• **What is being asked**
Present every line of the items below as a numbered list, skipping any blank lines and leaving out the pictures.
___ Data extract
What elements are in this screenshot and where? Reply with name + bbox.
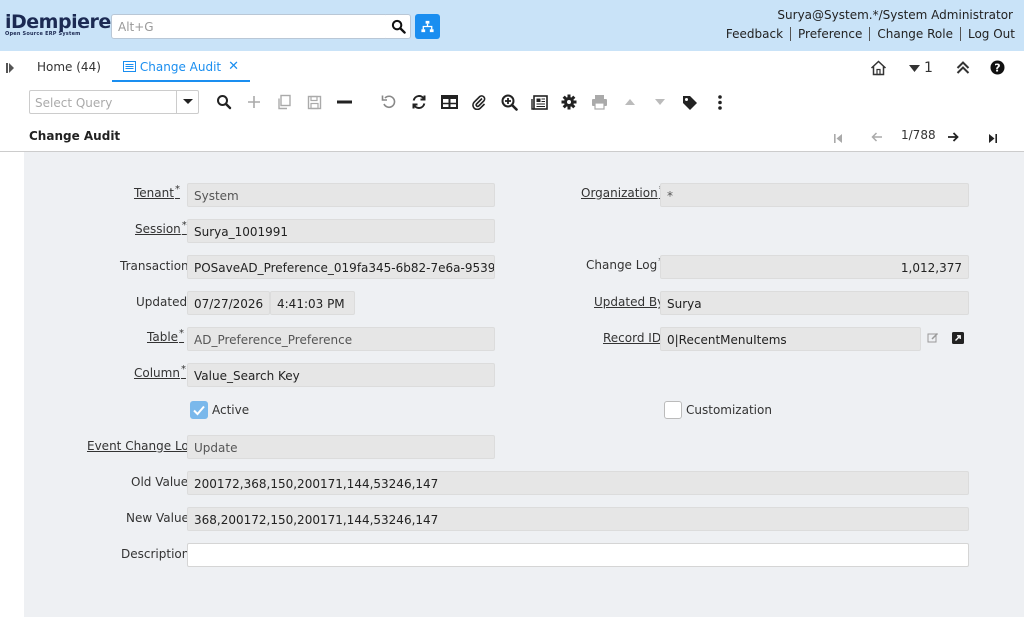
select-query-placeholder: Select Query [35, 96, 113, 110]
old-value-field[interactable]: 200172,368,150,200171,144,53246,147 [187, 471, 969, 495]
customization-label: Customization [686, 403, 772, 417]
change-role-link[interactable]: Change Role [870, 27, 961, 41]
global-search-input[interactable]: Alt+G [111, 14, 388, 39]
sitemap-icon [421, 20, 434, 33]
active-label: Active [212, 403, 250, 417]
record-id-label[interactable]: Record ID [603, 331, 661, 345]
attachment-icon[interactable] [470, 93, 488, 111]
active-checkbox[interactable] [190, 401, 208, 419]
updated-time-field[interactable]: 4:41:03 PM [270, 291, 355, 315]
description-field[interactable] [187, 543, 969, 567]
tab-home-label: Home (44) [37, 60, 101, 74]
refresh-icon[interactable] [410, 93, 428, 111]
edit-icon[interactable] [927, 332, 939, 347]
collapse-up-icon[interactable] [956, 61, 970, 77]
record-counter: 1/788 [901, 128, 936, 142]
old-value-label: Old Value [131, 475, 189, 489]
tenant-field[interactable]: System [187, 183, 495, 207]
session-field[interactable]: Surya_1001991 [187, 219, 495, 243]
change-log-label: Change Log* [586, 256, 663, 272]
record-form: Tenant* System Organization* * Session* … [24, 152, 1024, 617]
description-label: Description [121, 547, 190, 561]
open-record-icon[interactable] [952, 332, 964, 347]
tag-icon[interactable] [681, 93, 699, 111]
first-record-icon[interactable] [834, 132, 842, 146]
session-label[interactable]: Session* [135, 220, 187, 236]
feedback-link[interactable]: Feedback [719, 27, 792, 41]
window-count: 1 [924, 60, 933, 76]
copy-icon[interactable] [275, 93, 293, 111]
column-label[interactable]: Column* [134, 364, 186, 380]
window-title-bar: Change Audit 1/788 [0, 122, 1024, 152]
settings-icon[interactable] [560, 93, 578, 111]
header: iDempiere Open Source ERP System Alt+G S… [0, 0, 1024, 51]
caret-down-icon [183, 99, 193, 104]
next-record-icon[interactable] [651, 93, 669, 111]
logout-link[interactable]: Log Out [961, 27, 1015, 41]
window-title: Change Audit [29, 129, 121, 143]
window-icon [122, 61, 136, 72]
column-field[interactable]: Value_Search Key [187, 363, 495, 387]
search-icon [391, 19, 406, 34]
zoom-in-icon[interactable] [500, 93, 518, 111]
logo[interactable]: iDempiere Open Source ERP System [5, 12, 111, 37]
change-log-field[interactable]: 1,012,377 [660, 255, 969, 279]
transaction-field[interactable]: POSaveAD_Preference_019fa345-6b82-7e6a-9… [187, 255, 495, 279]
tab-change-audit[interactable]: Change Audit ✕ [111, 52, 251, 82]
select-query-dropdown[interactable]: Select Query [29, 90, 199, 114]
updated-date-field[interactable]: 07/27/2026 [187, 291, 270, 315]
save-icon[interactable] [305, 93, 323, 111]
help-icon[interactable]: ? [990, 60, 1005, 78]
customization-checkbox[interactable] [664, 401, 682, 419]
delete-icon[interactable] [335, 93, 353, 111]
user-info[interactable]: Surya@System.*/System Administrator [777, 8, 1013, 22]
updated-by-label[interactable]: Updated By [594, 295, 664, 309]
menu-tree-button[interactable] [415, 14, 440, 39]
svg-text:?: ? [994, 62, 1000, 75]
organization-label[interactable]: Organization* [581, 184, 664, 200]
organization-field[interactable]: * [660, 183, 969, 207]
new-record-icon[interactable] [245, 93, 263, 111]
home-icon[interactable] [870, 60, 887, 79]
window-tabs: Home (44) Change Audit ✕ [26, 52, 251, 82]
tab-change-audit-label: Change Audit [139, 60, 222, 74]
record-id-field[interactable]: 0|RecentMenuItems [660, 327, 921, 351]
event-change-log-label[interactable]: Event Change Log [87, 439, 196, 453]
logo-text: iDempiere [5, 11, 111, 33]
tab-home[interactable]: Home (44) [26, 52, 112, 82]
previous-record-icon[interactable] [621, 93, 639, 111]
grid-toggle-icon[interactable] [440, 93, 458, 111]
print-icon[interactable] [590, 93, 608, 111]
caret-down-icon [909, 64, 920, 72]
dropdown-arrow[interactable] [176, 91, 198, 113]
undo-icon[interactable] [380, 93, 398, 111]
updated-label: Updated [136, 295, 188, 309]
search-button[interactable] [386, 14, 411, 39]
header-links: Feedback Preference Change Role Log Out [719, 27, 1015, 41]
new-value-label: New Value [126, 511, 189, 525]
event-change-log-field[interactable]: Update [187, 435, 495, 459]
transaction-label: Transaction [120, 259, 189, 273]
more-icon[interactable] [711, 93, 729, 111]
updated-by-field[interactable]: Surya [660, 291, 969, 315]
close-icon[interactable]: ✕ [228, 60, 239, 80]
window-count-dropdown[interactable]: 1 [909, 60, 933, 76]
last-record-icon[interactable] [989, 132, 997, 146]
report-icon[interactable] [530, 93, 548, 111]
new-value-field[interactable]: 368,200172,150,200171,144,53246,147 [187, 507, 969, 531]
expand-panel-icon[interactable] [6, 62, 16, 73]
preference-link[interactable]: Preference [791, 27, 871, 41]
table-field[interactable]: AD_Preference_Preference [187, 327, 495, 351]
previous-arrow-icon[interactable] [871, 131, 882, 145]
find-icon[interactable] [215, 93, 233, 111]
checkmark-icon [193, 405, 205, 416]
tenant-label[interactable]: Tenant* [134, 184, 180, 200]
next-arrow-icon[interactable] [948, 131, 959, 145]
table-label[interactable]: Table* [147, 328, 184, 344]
______
• **Response**
1. What elements are in this screenshot and where? Reply with name + bbox.
2. select-query-placeholder: Select Query [35, 96, 113, 110]
3. old-value-field[interactable]: 200172,368,150,200171,144,53246,147 [187, 471, 969, 495]
4. customization-label: Customization [686, 403, 772, 417]
5. change-role-link[interactable]: Change Role [870, 27, 961, 41]
6. global-search-input[interactable]: Alt+G [111, 14, 388, 39]
7. sitemap-icon [421, 20, 434, 33]
8. active-label: Active [212, 403, 250, 417]
9. record-id-label[interactable]: Record ID [603, 331, 661, 345]
10. attachment-icon[interactable] [470, 93, 488, 111]
11. active-checkbox[interactable] [190, 401, 208, 419]
12. updated-time-field[interactable]: 4:41:03 PM [270, 291, 355, 315]
13. description-field[interactable] [187, 543, 969, 567]
14. tab-home-label: Home (44) [37, 60, 101, 74]
15. refresh-icon[interactable] [410, 93, 428, 111]
16. edit-icon[interactable] [927, 332, 939, 347]
17. collapse-up-icon[interactable] [956, 61, 970, 77]
18. record-counter: 1/788 [901, 128, 936, 142]
19. old-value-label: Old Value [131, 475, 189, 489]
20. tenant-field[interactable]: System [187, 183, 495, 207]
21. session-field[interactable]: Surya_1001991 [187, 219, 495, 243]
22. change-log-label: Change Log* [586, 256, 663, 272]
23. record-form: Tenant* System Organization* * Session* … [24, 152, 1024, 617]
24. description-label: Description [121, 547, 190, 561]
25. open-record-icon[interactable] [952, 332, 964, 347]
26. tag-icon[interactable] [681, 93, 699, 111]
27. first-record-icon[interactable] [834, 132, 842, 146]
28. session-label[interactable]: Session* [135, 220, 187, 236]
29. feedback-link[interactable]: Feedback [719, 27, 792, 41]
30. window-count: 1 [924, 60, 933, 76]
31. copy-icon[interactable] [275, 93, 293, 111]
32. column-label[interactable]: Column* [134, 364, 186, 380]
33. window-title-bar: Change Audit 1/788 [0, 122, 1024, 152]
34. settings-icon[interactable] [560, 93, 578, 111]
35. header: iDempiere Open Source ERP System Alt+G S… [0, 0, 1024, 51]
36. caret-down-icon [183, 99, 193, 104]
37. next-record-icon[interactable] [651, 93, 669, 111]
38. logout-link[interactable]: Log Out [961, 27, 1015, 41]
39. window-title: Change Audit [29, 129, 121, 143]
40. window-icon [122, 61, 136, 72]
41. column-field[interactable]: Value_Search Key [187, 363, 495, 387]
42. search-icon [391, 19, 406, 34]
43. zoom-in-icon[interactable] [500, 93, 518, 111]
44. logo[interactable]: iDempiere Open Source ERP System [5, 12, 111, 37]
45. change-log-field[interactable]: 1,012,377 [660, 255, 969, 279]
46. transaction-field[interactable]: POSaveAD_Preference_019fa345-6b82-7e6a-9… [187, 255, 495, 279]
47. tab-change-audit[interactable]: Change Audit ✕ [111, 52, 251, 82]
48. select-query-dropdown[interactable]: Select Query [29, 90, 199, 114]
49. updated-date-field[interactable]: 07/27/2026 [187, 291, 270, 315]
50. save-icon[interactable] [305, 93, 323, 111]
51. help-icon[interactable]: ? [990, 60, 1005, 78]
52. customization-checkbox[interactable] [664, 401, 682, 419]
53. delete-icon[interactable] [335, 93, 353, 111]
54. user-info[interactable]: Surya@System.*/System Administrator [777, 8, 1013, 22]
55. updated-by-label[interactable]: Updated By [594, 295, 664, 309]
56. menu-tree-button[interactable] [415, 14, 440, 39]
57. svg-text:?: ? [994, 62, 1000, 75]
58. organization-label[interactable]: Organization* [581, 184, 664, 200]
59. organization-field[interactable]: * [660, 183, 969, 207]
60. new-record-icon[interactable] [245, 93, 263, 111]
61. home-icon[interactable] [870, 60, 887, 79]
62. window-tabs: Home (44) Change Audit ✕ [26, 52, 251, 82]
63. tab-change-audit-label: Change Audit [139, 60, 222, 74]
64. record-id-field[interactable]: 0|RecentMenuItems [660, 327, 921, 351]
65. event-change-log-label[interactable]: Event Change Log [87, 439, 196, 453]
66. logo-text: iDempiere [5, 11, 111, 33]
67. tab-home[interactable]: Home (44) [26, 52, 112, 82]
68. previous-record-icon[interactable] [621, 93, 639, 111]
69. grid-toggle-icon[interactable] [440, 93, 458, 111]
70. print-icon[interactable] [590, 93, 608, 111]
71. caret-down-icon [909, 64, 920, 72]
72. dropdown-arrow[interactable] [176, 91, 198, 113]
73. undo-icon[interactable] [380, 93, 398, 111]
74. updated-label: Updated [136, 295, 188, 309]
75. search-button[interactable] [386, 14, 411, 39]
76. header-links: Feedback Preference Change Role Log Out [719, 27, 1015, 41]
77. new-value-label: New Value [126, 511, 189, 525]
78. event-change-log-field[interactable]: Update [187, 435, 495, 459]
79. transaction-label: Transaction [120, 259, 189, 273]
80. more-icon[interactable] [711, 93, 729, 111]
81. updated-by-field[interactable]: Surya [660, 291, 969, 315]
82. close-icon[interactable]: ✕ [228, 60, 239, 80]
83. window-count-dropdown[interactable]: 1 [909, 60, 933, 76]
84. last-record-icon[interactable] [989, 132, 997, 146]
85. report-icon[interactable] [530, 93, 548, 111]
86. new-value-field[interactable]: 368,200172,150,200171,144,53246,147 [187, 507, 969, 531]
87. expand-panel-icon[interactable] [6, 62, 16, 73]
88. preference-link[interactable]: Preference [791, 27, 871, 41]
89. table-field[interactable]: AD_Preference_Preference [187, 327, 495, 351]
90. previous-arrow-icon[interactable] [871, 131, 882, 145]
91. find-icon[interactable] [215, 93, 233, 111]
92. checkmark-icon [193, 405, 205, 416]
93. tenant-label[interactable]: Tenant* [134, 184, 180, 200]
94. next-arrow-icon[interactable] [948, 131, 959, 145]
95. table-label[interactable]: Table* [147, 328, 184, 344]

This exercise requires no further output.